## Begin MATERIAL SUPPLIED
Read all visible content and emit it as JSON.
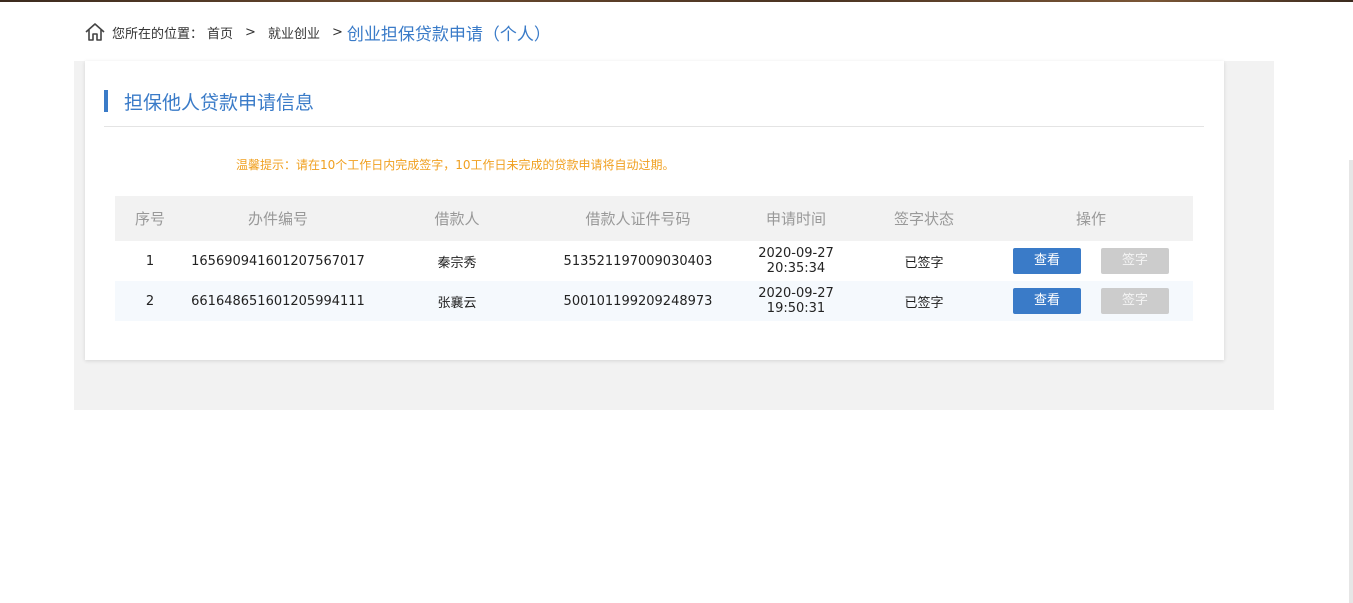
{
  "breadcrumb": {
    "prefix": "您所在的位置：",
    "home": "首页",
    "sep1": ">",
    "level2": "就业创业",
    "sep2": ">",
    "current": "创业担保贷款申请（个人）"
  },
  "section": {
    "title": "担保他人贷款申请信息",
    "tip": "温馨提示：请在10个工作日内完成签字，10工作日未完成的贷款申请将自动过期。"
  },
  "table": {
    "headers": [
      "序号",
      "办件编号",
      "借款人",
      "借款人证件号码",
      "申请时间",
      "签字状态",
      "操作"
    ],
    "rows": [
      {
        "index": "1",
        "case_no": "165690941601207567017",
        "borrower": "秦宗秀",
        "id_no": "513521197009030403",
        "time": "2020-09-27 20:35:34",
        "status": "已签字",
        "view": "查看",
        "sign": "签字"
      },
      {
        "index": "2",
        "case_no": "661648651601205994111",
        "borrower": "张襄云",
        "id_no": "500101199209248973",
        "time": "2020-09-27 19:50:31",
        "status": "已签字",
        "view": "查看",
        "sign": "签字"
      }
    ]
  },
  "colors": {
    "accent": "#3a7bc8",
    "tip": "#f0a020",
    "disabled": "#cccccc"
  }
}
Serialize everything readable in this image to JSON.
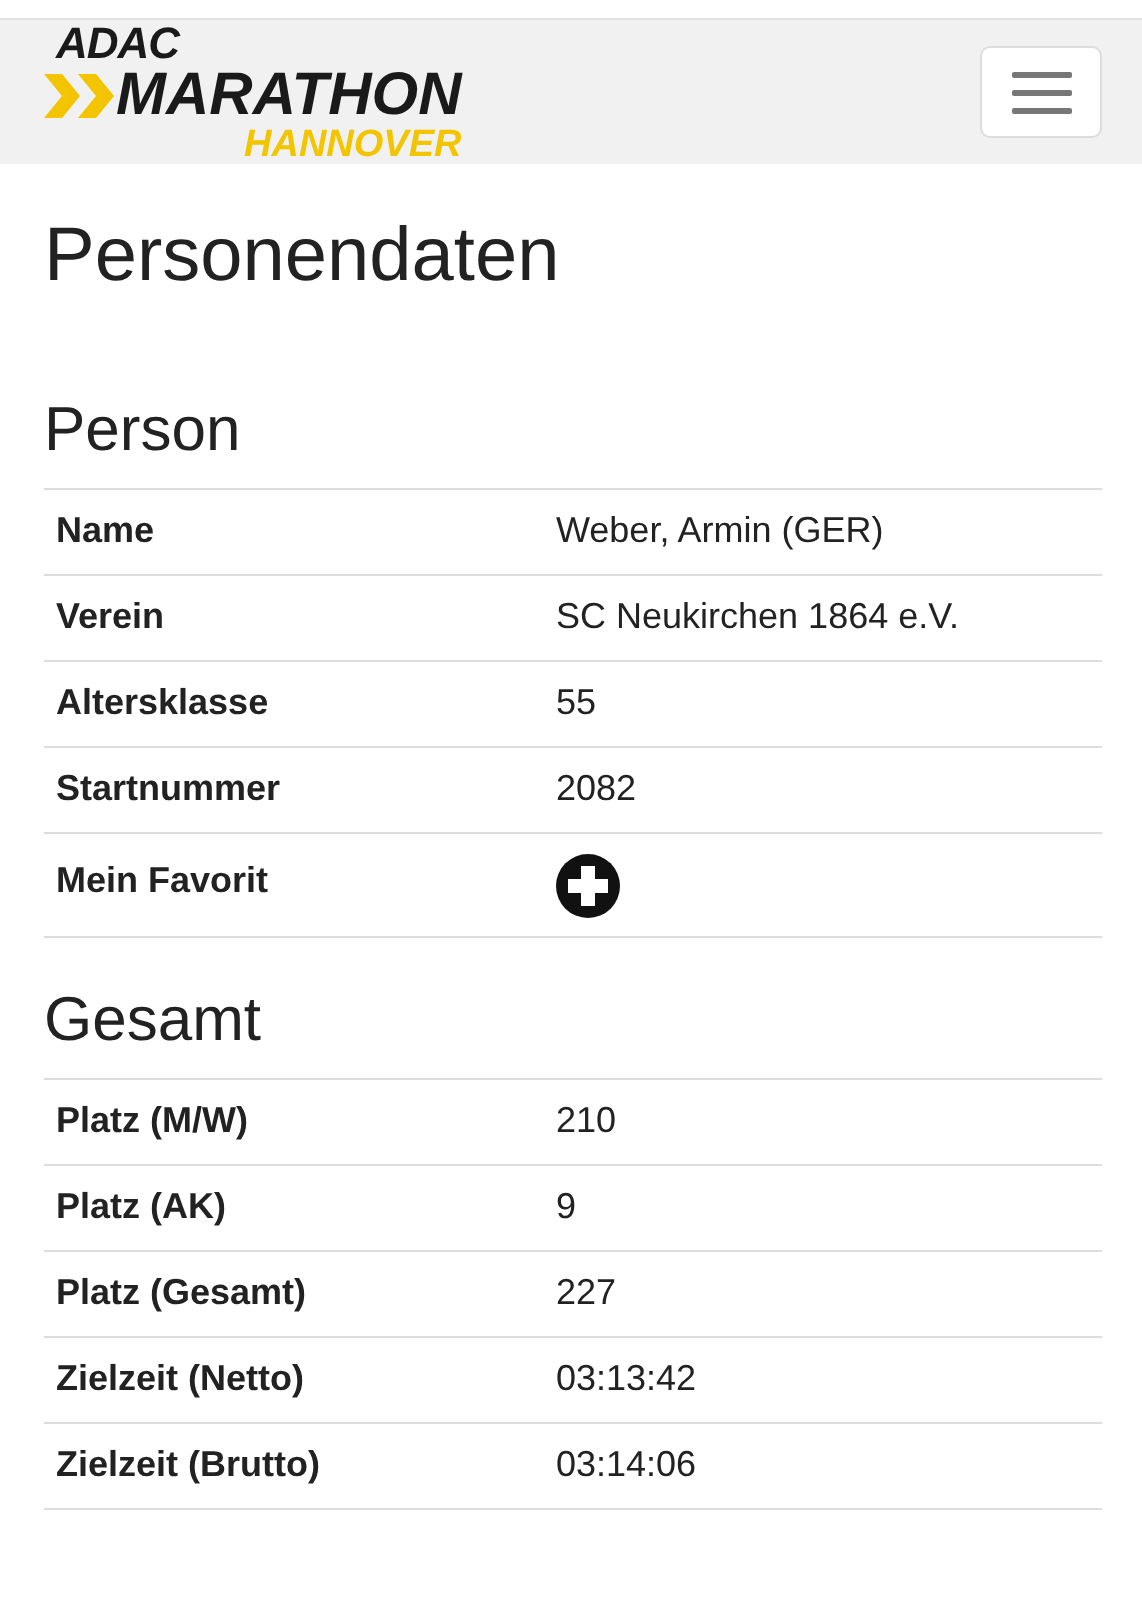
{
  "logo": {
    "line_1": "ADAC",
    "line_2": "MARATHON",
    "line_3": "HANNOVER"
  },
  "page_title": "Personendaten",
  "sections": [
    {
      "title": "Person",
      "rows": [
        {
          "kind": "text",
          "label": "Name",
          "value": "Weber, Armin (GER)"
        },
        {
          "kind": "text",
          "label": "Verein",
          "value": "SC Neukirchen 1864 e.V."
        },
        {
          "kind": "text",
          "label": "Altersklasse",
          "value": "55"
        },
        {
          "kind": "text",
          "label": "Startnummer",
          "value": "2082"
        },
        {
          "kind": "favorite",
          "label": "Mein Favorit"
        }
      ]
    },
    {
      "title": "Gesamt",
      "rows": [
        {
          "kind": "text",
          "label": "Platz (M/W)",
          "value": "210"
        },
        {
          "kind": "text",
          "label": "Platz (AK)",
          "value": "9"
        },
        {
          "kind": "text",
          "label": "Platz (Gesamt)",
          "value": "227"
        },
        {
          "kind": "text",
          "label": "Zielzeit (Netto)",
          "value": "03:13:42"
        },
        {
          "kind": "text",
          "label": "Zielzeit (Brutto)",
          "value": "03:14:06"
        }
      ]
    }
  ]
}
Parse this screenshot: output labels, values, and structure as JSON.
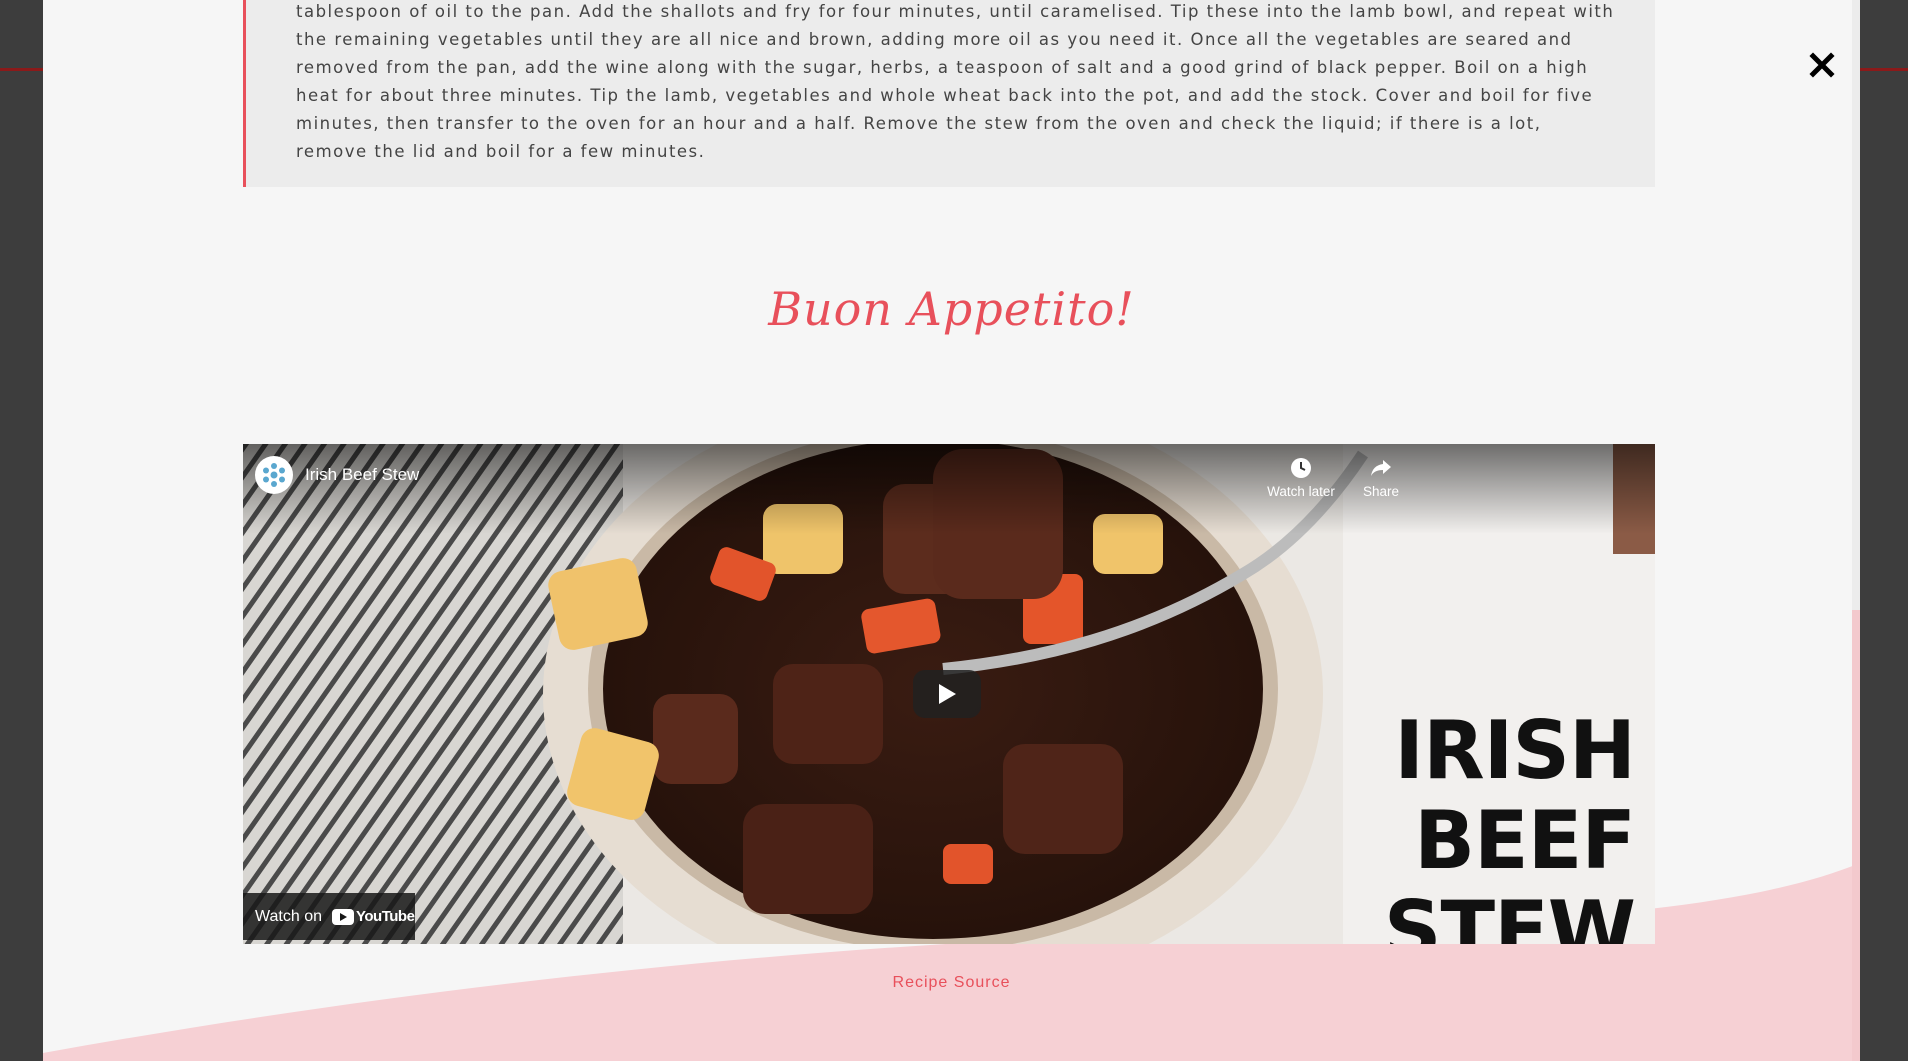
{
  "recipe": {
    "method_text": "tablespoon of oil to the pan. Add the shallots and fry for four minutes, until caramelised. Tip these into the lamb bowl, and repeat with the remaining vegetables until they are all nice and brown, adding more oil as you need it. Once all the vegetables are seared and removed from the pan, add the wine along with the sugar, herbs, a teaspoon of salt and a good grind of black pepper. Boil on a high heat for about three minutes. Tip the lamb, vegetables and whole wheat back into the pot, and add the stock. Cover and boil for five minutes, then transfer to the oven for an hour and a half. Remove the stew from the oven and check the liquid; if there is a lot, remove the lid and boil for a few minutes.",
    "closing_heading": "Buon Appetito!",
    "source_link": "Recipe Source"
  },
  "video": {
    "title": "Irish Beef Stew",
    "watch_later_label": "Watch later",
    "share_label": "Share",
    "watch_on_label": "Watch on",
    "platform_wordmark": "YouTube",
    "thumbnail_text": [
      "IRISH",
      "BEEF",
      "STEW"
    ]
  },
  "modal": {
    "close_icon": "close-icon"
  },
  "colors": {
    "accent": "#e8505b",
    "pink_band": "#f6d0d4",
    "quote_bg": "#ececec",
    "backdrop": "#3d3d3d"
  }
}
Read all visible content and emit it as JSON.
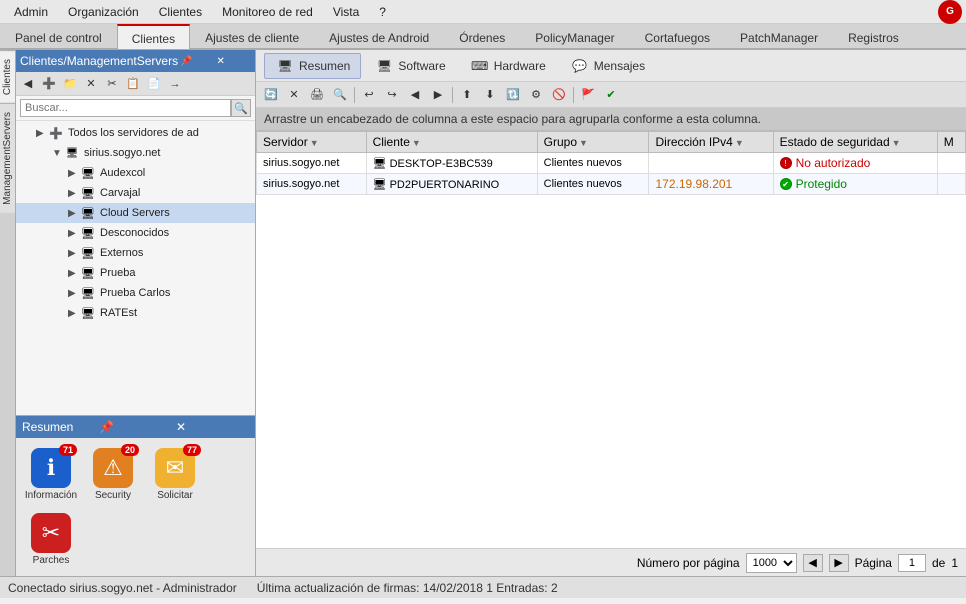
{
  "menubar": {
    "items": [
      "Admin",
      "Organización",
      "Clientes",
      "Monitoreo de red",
      "Vista",
      "?"
    ]
  },
  "main_tabs": {
    "tabs": [
      "Panel de control",
      "Clientes",
      "Ajustes de cliente",
      "Ajustes de Android",
      "Órdenes",
      "PolicyManager",
      "Cortafuegos",
      "PatchManager",
      "Registros"
    ],
    "active": "Clientes"
  },
  "left_panel": {
    "title": "Clientes/ManagementServers",
    "search_placeholder": "Buscar...",
    "tree": {
      "root": "Todos los servidores de ad",
      "server": "sirius.sogyo.net",
      "items": [
        "Audexcol",
        "Carvajal",
        "Cloud Servers",
        "Desconocidos",
        "Externos",
        "Prueba",
        "Prueba Carlos",
        "RATEst"
      ]
    }
  },
  "side_tabs": [
    "Clientes",
    "ManagementServers"
  ],
  "sec_tabs": {
    "items": [
      "Resumen",
      "Software",
      "Hardware",
      "Mensajes"
    ],
    "active": "Resumen"
  },
  "group_header": "Arrastre un encabezado de columna a este espacio para agruparla conforme a esta columna.",
  "table": {
    "columns": [
      "Servidor",
      "Cliente",
      "Grupo",
      "Dirección IPv4",
      "Estado de seguridad",
      "M"
    ],
    "rows": [
      {
        "servidor": "sirius.sogyo.net",
        "cliente": "DESKTOP-E3BC539",
        "grupo": "Clientes nuevos",
        "ip": "",
        "estado": "No autorizado",
        "estado_type": "no_auth"
      },
      {
        "servidor": "sirius.sogyo.net",
        "cliente": "PD2PUERTONARINO",
        "grupo": "Clientes nuevos",
        "ip": "172.19.98.201",
        "estado": "Protegido",
        "estado_type": "protected"
      }
    ]
  },
  "pagination": {
    "label_items": "Número por página",
    "page_sizes": [
      "1000"
    ],
    "current_page": "1",
    "total_pages": "1",
    "label_page": "Página",
    "label_of": "de"
  },
  "statusbar": {
    "connection": "Conectado sirius.sogyo.net - Administrador",
    "update": "Última actualización de firmas: 14/02/2018 1  Entradas: 2"
  },
  "resumen": {
    "title": "Resumen",
    "items": [
      {
        "label": "Información",
        "badge": "71",
        "color": "blue",
        "icon": "ℹ"
      },
      {
        "label": "Security",
        "badge": "20",
        "color": "orange",
        "icon": "⚠"
      },
      {
        "label": "Solicitar",
        "badge": "77",
        "color": "yellow",
        "icon": "✉"
      },
      {
        "label": "Parches",
        "badge": "",
        "color": "red-tools",
        "icon": "✂"
      }
    ]
  }
}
## End MATERIAL SUPPLIED
*WORK REQUIRED*: Filter for "sirius". Return all lines that hold it.

*ANSWER FOR THE TASK*:
      "server": "sirius.sogyo.net",
        "servidor": "sirius.sogyo.net",
        "servidor": "sirius.sogyo.net",
    "connection": "Conectado sirius.sogyo.net - Administrador",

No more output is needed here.